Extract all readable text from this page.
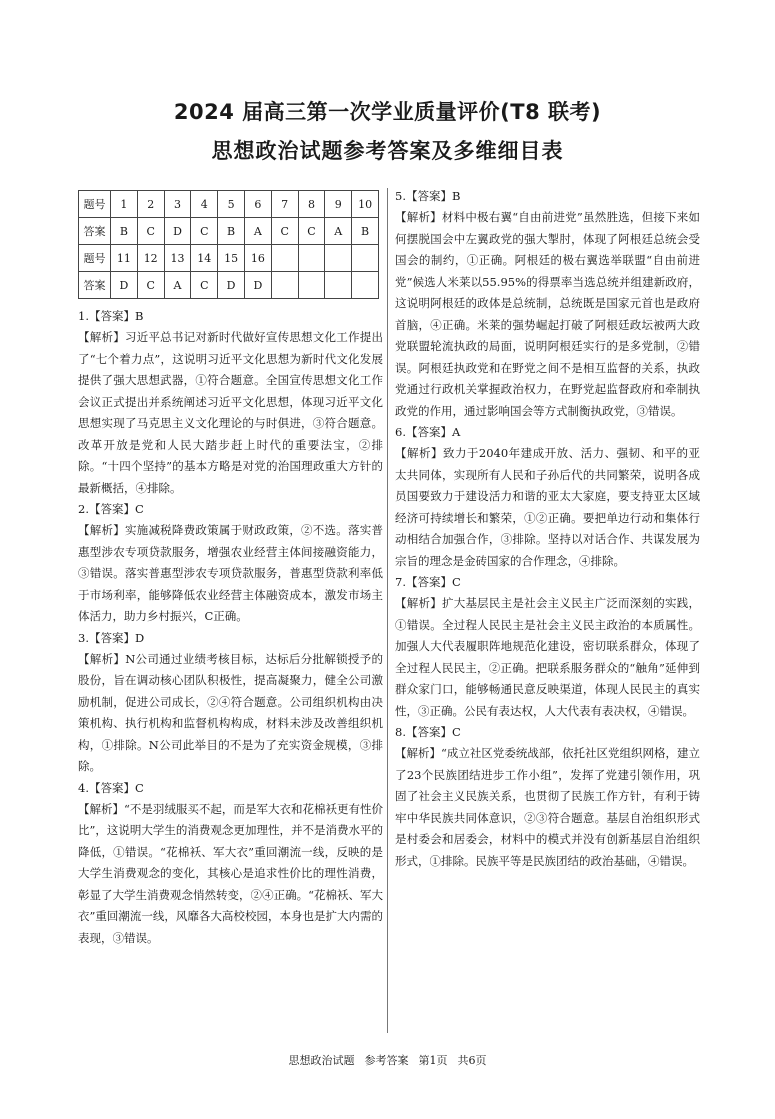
2024 届高三第一次学业质量评价(T8 联考)
思想政治试题参考答案及多维细目表
题号	1	2	3	4	5	6	7	8	9	10
答案	B	C	D	C	B	A	C	C	A	B
题号	11	12	13	14	15	16				
答案	D	C	A	C	D	D				
1.【答案】B

【解析】习近平总书记对新时代做好宣传思想文化工作提出了“七个着力点”，这说明习近平文化思想为新时代文化发展提供了强大思想武器，①符合题意。全国宣传思想文化工作会议正式提出并系统阐述习近平文化思想，体现习近平文化思想实现了马克思主义文化理论的与时俱进，③符合题意。改革开放是党和人民大踏步赶上时代的重要法宝，②排除。“十四个坚持”的基本方略是对党的治国理政重大方针的最新概括，④排除。

2.【答案】C

【解析】实施减税降费政策属于财政政策，②不选。落实普惠型涉农专项贷款服务，增强农业经营主体间接融资能力，③错误。落实普惠型涉农专项贷款服务，普惠型贷款利率低于市场利率，能够降低农业经营主体融资成本，激发市场主体活力，助力乡村振兴，C正确。

3.【答案】D

【解析】N公司通过业绩考核目标，达标后分批解锁授予的股份，旨在调动核心团队积极性，提高凝聚力，健全公司激励机制，促进公司成长，②④符合题意。公司组织机构由决策机构、执行机构和监督机构构成，材料未涉及改善组织机构，①排除。N公司此举目的不是为了充实资金规模，③排除。

4.【答案】C

【解析】“不是羽绒服买不起，而是军大衣和花棉袄更有性价比”，这说明大学生的消费观念更加理性，并不是消费水平的降低，①错误。“花棉袄、军大衣”重回潮流一线，反映的是大学生消费观念的变化，其核心是追求性价比的理性消费，彰显了大学生消费观念悄然转变，②④正确。“花棉袄、军大衣”重回潮流一线，风靡各大高校校园，本身也是扩大内需的表现，③错误。

5.【答案】B

【解析】材料中极右翼“自由前进党”虽然胜选，但接下来如何摆脱国会中左翼政党的强大掣肘，体现了阿根廷总统会受国会的制约，①正确。阿根廷的极右翼选举联盟“自由前进党”候选人米莱以55.95%的得票率当选总统并组建新政府，这说明阿根廷的政体是总统制，总统既是国家元首也是政府首脑，④正确。米莱的强势崛起打破了阿根廷政坛被两大政党联盟轮流执政的局面，说明阿根廷实行的是多党制，②错误。阿根廷执政党和在野党之间不是相互监督的关系，执政党通过行政机关掌握政治权力，在野党起监督政府和牵制执政党的作用，通过影响国会等方式制衡执政党，③错误。

6.【答案】A

【解析】致力于2040年建成开放、活力、强韧、和平的亚太共同体，实现所有人民和子孙后代的共同繁荣，说明各成员国要致力于建设活力和谐的亚太大家庭，要支持亚太区域经济可持续增长和繁荣，①②正确。要把单边行动和集体行动相结合加强合作，③排除。坚持以对话合作、共谋发展为宗旨的理念是金砖国家的合作理念，④排除。

7.【答案】C

【解析】扩大基层民主是社会主义民主广泛而深刻的实践，①错误。全过程人民民主是社会主义民主政治的本质属性。加强人大代表履职阵地规范化建设，密切联系群众，体现了全过程人民民主，②正确。把联系服务群众的“触角”延伸到群众家门口，能够畅通民意反映渠道，体现人民民主的真实性，③正确。公民有表达权，人大代表有表决权，④错误。

8.【答案】C

【解析】“成立社区党委统战部，依托社区党组织网格，建立了23个民族团结进步工作小组”，发挥了党建引领作用，巩固了社会主义民族关系，也贯彻了民族工作方针，有利于铸牢中华民族共同体意识，②③符合题意。基层自治组织形式是村委会和居委会，材料中的模式并没有创新基层自治组织形式，①排除。民族平等是民族团结的政治基础，④错误。

思想政治试题 参考答案 第1页 共6页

**BRIEF:**
Strip out the images, then output the records above word for word.

**EXERCISE OUTPUT:**
Extract all readable text from this page.
2024 届高三第一次学业质量评价(T8 联考)
思想政治试题参考答案及多维细目表
题号	1	2	3	4	5	6	7	8	9	10
答案	B	C	D	C	B	A	C	C	A	B
题号	11	12	13	14	15	16				
答案	D	C	A	C	D	D				
1.【答案】B

【解析】习近平总书记对新时代做好宣传思想文化工作提出了“七个着力点”，这说明习近平文化思想为新时代文化发展提供了强大思想武器，①符合题意。全国宣传思想文化工作会议正式提出并系统阐述习近平文化思想，体现习近平文化思想实现了马克思主义文化理论的与时俱进，③符合题意。改革开放是党和人民大踏步赶上时代的重要法宝，②排除。“十四个坚持”的基本方略是对党的治国理政重大方针的最新概括，④排除。

2.【答案】C

【解析】实施减税降费政策属于财政政策，②不选。落实普惠型涉农专项贷款服务，增强农业经营主体间接融资能力，③错误。落实普惠型涉农专项贷款服务，普惠型贷款利率低于市场利率，能够降低农业经营主体融资成本，激发市场主体活力，助力乡村振兴，C正确。

3.【答案】D

【解析】N公司通过业绩考核目标，达标后分批解锁授予的股份，旨在调动核心团队积极性，提高凝聚力，健全公司激励机制，促进公司成长，②④符合题意。公司组织机构由决策机构、执行机构和监督机构构成，材料未涉及改善组织机构，①排除。N公司此举目的不是为了充实资金规模，③排除。

4.【答案】C

【解析】“不是羽绒服买不起，而是军大衣和花棉袄更有性价比”，这说明大学生的消费观念更加理性，并不是消费水平的降低，①错误。“花棉袄、军大衣”重回潮流一线，反映的是大学生消费观念的变化，其核心是追求性价比的理性消费，彰显了大学生消费观念悄然转变，②④正确。“花棉袄、军大衣”重回潮流一线，风靡各大高校校园，本身也是扩大内需的表现，③错误。

5.【答案】B

【解析】材料中极右翼“自由前进党”虽然胜选，但接下来如何摆脱国会中左翼政党的强大掣肘，体现了阿根廷总统会受国会的制约，①正确。阿根廷的极右翼选举联盟“自由前进党”候选人米莱以55.95%的得票率当选总统并组建新政府，这说明阿根廷的政体是总统制，总统既是国家元首也是政府首脑，④正确。米莱的强势崛起打破了阿根廷政坛被两大政党联盟轮流执政的局面，说明阿根廷实行的是多党制，②错误。阿根廷执政党和在野党之间不是相互监督的关系，执政党通过行政机关掌握政治权力，在野党起监督政府和牵制执政党的作用，通过影响国会等方式制衡执政党，③错误。

6.【答案】A

【解析】致力于2040年建成开放、活力、强韧、和平的亚太共同体，实现所有人民和子孙后代的共同繁荣，说明各成员国要致力于建设活力和谐的亚太大家庭，要支持亚太区域经济可持续增长和繁荣，①②正确。要把单边行动和集体行动相结合加强合作，③排除。坚持以对话合作、共谋发展为宗旨的理念是金砖国家的合作理念，④排除。

7.【答案】C

【解析】扩大基层民主是社会主义民主广泛而深刻的实践，①错误。全过程人民民主是社会主义民主政治的本质属性。加强人大代表履职阵地规范化建设，密切联系群众，体现了全过程人民民主，②正确。把联系服务群众的“触角”延伸到群众家门口，能够畅通民意反映渠道，体现人民民主的真实性，③正确。公民有表达权，人大代表有表决权，④错误。

8.【答案】C

【解析】“成立社区党委统战部，依托社区党组织网格，建立了23个民族团结进步工作小组”，发挥了党建引领作用，巩固了社会主义民族关系，也贯彻了民族工作方针，有利于铸牢中华民族共同体意识，②③符合题意。基层自治组织形式是村委会和居委会，材料中的模式并没有创新基层自治组织形式，①排除。民族平等是民族团结的政治基础，④错误。

思想政治试题 参考答案 第1页 共6页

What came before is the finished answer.